SET EXERCISE
Work through the data below and give the number of lines holding "παλέτας", nothing more.

Lines of data:
[Begin]

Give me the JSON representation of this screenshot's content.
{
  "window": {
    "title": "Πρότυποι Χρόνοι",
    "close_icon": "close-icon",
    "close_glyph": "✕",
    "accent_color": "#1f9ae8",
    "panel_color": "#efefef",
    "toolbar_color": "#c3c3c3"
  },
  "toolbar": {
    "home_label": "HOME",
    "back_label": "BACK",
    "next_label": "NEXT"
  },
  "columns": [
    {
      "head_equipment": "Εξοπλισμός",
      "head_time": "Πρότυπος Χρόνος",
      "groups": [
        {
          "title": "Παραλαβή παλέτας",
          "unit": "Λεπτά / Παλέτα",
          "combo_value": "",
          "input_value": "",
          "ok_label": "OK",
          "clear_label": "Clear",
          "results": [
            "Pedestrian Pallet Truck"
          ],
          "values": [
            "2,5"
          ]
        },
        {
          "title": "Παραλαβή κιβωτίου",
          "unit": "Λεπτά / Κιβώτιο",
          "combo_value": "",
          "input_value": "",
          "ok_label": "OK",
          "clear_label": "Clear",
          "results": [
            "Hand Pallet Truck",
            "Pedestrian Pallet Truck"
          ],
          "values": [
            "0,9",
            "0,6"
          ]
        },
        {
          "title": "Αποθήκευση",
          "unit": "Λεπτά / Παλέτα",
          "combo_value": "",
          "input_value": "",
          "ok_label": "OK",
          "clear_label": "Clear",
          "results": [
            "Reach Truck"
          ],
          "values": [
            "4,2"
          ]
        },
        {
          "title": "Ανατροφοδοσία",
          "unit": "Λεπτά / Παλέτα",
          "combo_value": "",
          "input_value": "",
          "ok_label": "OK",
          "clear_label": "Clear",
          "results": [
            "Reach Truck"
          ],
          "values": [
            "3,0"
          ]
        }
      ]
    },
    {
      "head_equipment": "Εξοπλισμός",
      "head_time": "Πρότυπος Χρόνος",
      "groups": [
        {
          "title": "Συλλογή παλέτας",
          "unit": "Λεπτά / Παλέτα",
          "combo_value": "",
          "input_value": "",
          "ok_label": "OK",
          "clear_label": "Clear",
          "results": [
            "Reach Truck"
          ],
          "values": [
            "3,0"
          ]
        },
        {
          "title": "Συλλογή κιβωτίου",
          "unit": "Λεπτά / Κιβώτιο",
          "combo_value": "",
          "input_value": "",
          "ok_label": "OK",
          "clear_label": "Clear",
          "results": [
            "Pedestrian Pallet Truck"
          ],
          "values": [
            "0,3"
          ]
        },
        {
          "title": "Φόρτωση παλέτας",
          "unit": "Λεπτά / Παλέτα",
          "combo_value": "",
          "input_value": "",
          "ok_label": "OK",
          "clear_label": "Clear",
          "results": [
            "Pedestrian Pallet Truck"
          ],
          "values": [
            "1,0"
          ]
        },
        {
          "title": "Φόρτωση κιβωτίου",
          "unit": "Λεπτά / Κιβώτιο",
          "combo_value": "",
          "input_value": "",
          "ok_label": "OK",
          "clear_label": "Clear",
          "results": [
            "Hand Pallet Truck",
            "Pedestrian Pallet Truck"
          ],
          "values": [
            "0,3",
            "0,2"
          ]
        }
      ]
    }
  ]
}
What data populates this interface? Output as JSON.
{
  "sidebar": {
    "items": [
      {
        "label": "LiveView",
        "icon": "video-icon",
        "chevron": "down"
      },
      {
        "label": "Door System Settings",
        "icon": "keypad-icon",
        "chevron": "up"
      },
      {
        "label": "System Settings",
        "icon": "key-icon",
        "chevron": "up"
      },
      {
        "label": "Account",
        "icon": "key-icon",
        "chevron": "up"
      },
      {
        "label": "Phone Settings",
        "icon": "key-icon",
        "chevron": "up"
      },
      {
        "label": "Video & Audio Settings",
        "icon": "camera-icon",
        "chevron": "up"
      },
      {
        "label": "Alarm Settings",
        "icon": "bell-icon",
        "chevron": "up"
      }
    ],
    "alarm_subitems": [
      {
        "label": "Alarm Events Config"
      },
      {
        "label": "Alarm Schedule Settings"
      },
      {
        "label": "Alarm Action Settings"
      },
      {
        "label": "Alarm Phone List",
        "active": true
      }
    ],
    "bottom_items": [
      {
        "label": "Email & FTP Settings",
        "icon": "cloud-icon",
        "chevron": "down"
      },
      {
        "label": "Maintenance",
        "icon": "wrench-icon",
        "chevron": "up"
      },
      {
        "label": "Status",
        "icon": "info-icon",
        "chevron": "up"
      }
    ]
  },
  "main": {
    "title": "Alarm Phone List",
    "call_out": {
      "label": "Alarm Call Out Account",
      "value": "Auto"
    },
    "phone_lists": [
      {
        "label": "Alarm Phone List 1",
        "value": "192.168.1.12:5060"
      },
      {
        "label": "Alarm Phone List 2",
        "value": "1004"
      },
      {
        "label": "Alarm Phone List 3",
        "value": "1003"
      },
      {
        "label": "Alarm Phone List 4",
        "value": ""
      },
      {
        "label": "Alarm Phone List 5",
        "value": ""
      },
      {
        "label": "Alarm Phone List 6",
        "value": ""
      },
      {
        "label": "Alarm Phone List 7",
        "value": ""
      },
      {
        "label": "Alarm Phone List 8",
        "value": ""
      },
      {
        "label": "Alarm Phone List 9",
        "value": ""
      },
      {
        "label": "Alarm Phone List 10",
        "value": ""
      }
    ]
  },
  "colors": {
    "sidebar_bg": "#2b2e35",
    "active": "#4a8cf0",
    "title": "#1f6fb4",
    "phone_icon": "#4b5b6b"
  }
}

[End]

ANSWER TO THE TASK
3